> What is needed
Please transcribe the listing below in full and word for word, without its pictures.

-- Start of Provided records --

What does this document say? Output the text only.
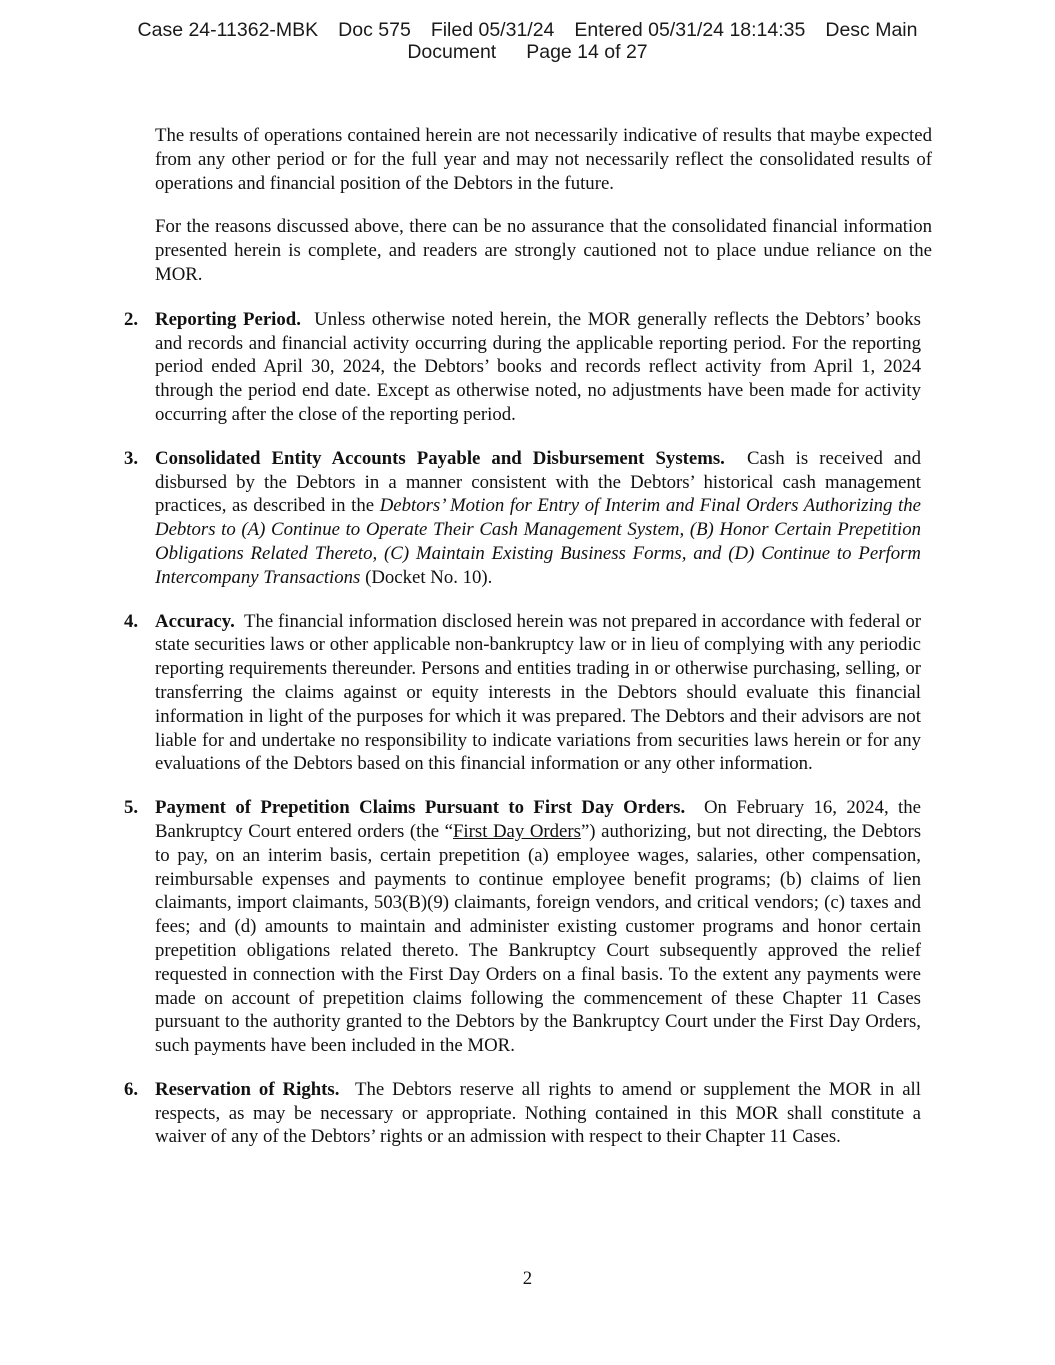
Case 24-11362-MBK Doc 575 Filed 05/31/24 Entered 05/31/24 18:14:35 Desc Main
Document Page 14 of 27

The results of operations contained herein are not necessarily indicative of results that maybe expected from any other period or for the full year and may not necessarily reflect the consolidated results of operations and financial position of the Debtors in the future.

For the reasons discussed above, there can be no assurance that the consolidated financial information presented herein is complete, and readers are strongly cautioned not to place undue reliance on the MOR.

2. Reporting Period. Unless otherwise noted herein, the MOR generally reflects the Debtors’ books and records and financial activity occurring during the applicable reporting period. For the reporting period ended April 30, 2024, the Debtors’ books and records reflect activity from April 1, 2024 through the period end date. Except as otherwise noted, no adjustments have been made for activity occurring after the close of the reporting period.
3. Consolidated Entity Accounts Payable and Disbursement Systems. Cash is received and disbursed by the Debtors in a manner consistent with the Debtors’ historical cash management practices, as described in the Debtors’ Motion for Entry of Interim and Final Orders Authorizing the Debtors to (A) Continue to Operate Their Cash Management System, (B) Honor Certain Prepetition Obligations Related Thereto, (C) Maintain Existing Business Forms, and (D) Continue to Perform Intercompany Transactions (Docket No. 10).
4. Accuracy. The financial information disclosed herein was not prepared in accordance with federal or state securities laws or other applicable non-bankruptcy law or in lieu of complying with any periodic reporting requirements thereunder. Persons and entities trading in or otherwise purchasing, selling, or transferring the claims against or equity interests in the Debtors should evaluate this financial information in light of the purposes for which it was prepared. The Debtors and their advisors are not liable for and undertake no responsibility to indicate variations from securities laws herein or for any evaluations of the Debtors based on this financial information or any other information.
5. Payment of Prepetition Claims Pursuant to First Day Orders. On February 16, 2024, the Bankruptcy Court entered orders (the “First Day Orders”) authorizing, but not directing, the Debtors to pay, on an interim basis, certain prepetition (a) employee wages, salaries, other compensation, reimbursable expenses and payments to continue employee benefit programs; (b) claims of lien claimants, import claimants, 503(B)(9) claimants, foreign vendors, and critical vendors; (c) taxes and fees; and (d) amounts to maintain and administer existing customer programs and honor certain prepetition obligations related thereto. The Bankruptcy Court subsequently approved the relief requested in connection with the First Day Orders on a final basis. To the extent any payments were made on account of prepetition claims following the commencement of these Chapter 11 Cases pursuant to the authority granted to the Debtors by the Bankruptcy Court under the First Day Orders, such payments have been included in the MOR.
6. Reservation of Rights. The Debtors reserve all rights to amend or supplement the MOR in all respects, as may be necessary or appropriate. Nothing contained in this MOR shall constitute a waiver of any of the Debtors’ rights or an admission with respect to their Chapter 11 Cases.
2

-- End of Provided records --

> Finished task
What does this document say? Output the text only.
Case 24-11362-MBK Doc 575 Filed 05/31/24 Entered 05/31/24 18:14:35 Desc Main
Document Page 14 of 27

The results of operations contained herein are not necessarily indicative of results that maybe expected from any other period or for the full year and may not necessarily reflect the consolidated results of operations and financial position of the Debtors in the future.

For the reasons discussed above, there can be no assurance that the consolidated financial information presented herein is complete, and readers are strongly cautioned not to place undue reliance on the MOR.

2. Reporting Period. Unless otherwise noted herein, the MOR generally reflects the Debtors’ books and records and financial activity occurring during the applicable reporting period. For the reporting period ended April 30, 2024, the Debtors’ books and records reflect activity from April 1, 2024 through the period end date. Except as otherwise noted, no adjustments have been made for activity occurring after the close of the reporting period.
3. Consolidated Entity Accounts Payable and Disbursement Systems. Cash is received and disbursed by the Debtors in a manner consistent with the Debtors’ historical cash management practices, as described in the Debtors’ Motion for Entry of Interim and Final Orders Authorizing the Debtors to (A) Continue to Operate Their Cash Management System, (B) Honor Certain Prepetition Obligations Related Thereto, (C) Maintain Existing Business Forms, and (D) Continue to Perform Intercompany Transactions (Docket No. 10).
4. Accuracy. The financial information disclosed herein was not prepared in accordance with federal or state securities laws or other applicable non-bankruptcy law or in lieu of complying with any periodic reporting requirements thereunder. Persons and entities trading in or otherwise purchasing, selling, or transferring the claims against or equity interests in the Debtors should evaluate this financial information in light of the purposes for which it was prepared. The Debtors and their advisors are not liable for and undertake no responsibility to indicate variations from securities laws herein or for any evaluations of the Debtors based on this financial information or any other information.
5. Payment of Prepetition Claims Pursuant to First Day Orders. On February 16, 2024, the Bankruptcy Court entered orders (the “First Day Orders”) authorizing, but not directing, the Debtors to pay, on an interim basis, certain prepetition (a) employee wages, salaries, other compensation, reimbursable expenses and payments to continue employee benefit programs; (b) claims of lien claimants, import claimants, 503(B)(9) claimants, foreign vendors, and critical vendors; (c) taxes and fees; and (d) amounts to maintain and administer existing customer programs and honor certain prepetition obligations related thereto. The Bankruptcy Court subsequently approved the relief requested in connection with the First Day Orders on a final basis. To the extent any payments were made on account of prepetition claims following the commencement of these Chapter 11 Cases pursuant to the authority granted to the Debtors by the Bankruptcy Court under the First Day Orders, such payments have been included in the MOR.
6. Reservation of Rights. The Debtors reserve all rights to amend or supplement the MOR in all respects, as may be necessary or appropriate. Nothing contained in this MOR shall constitute a waiver of any of the Debtors’ rights or an admission with respect to their Chapter 11 Cases.
2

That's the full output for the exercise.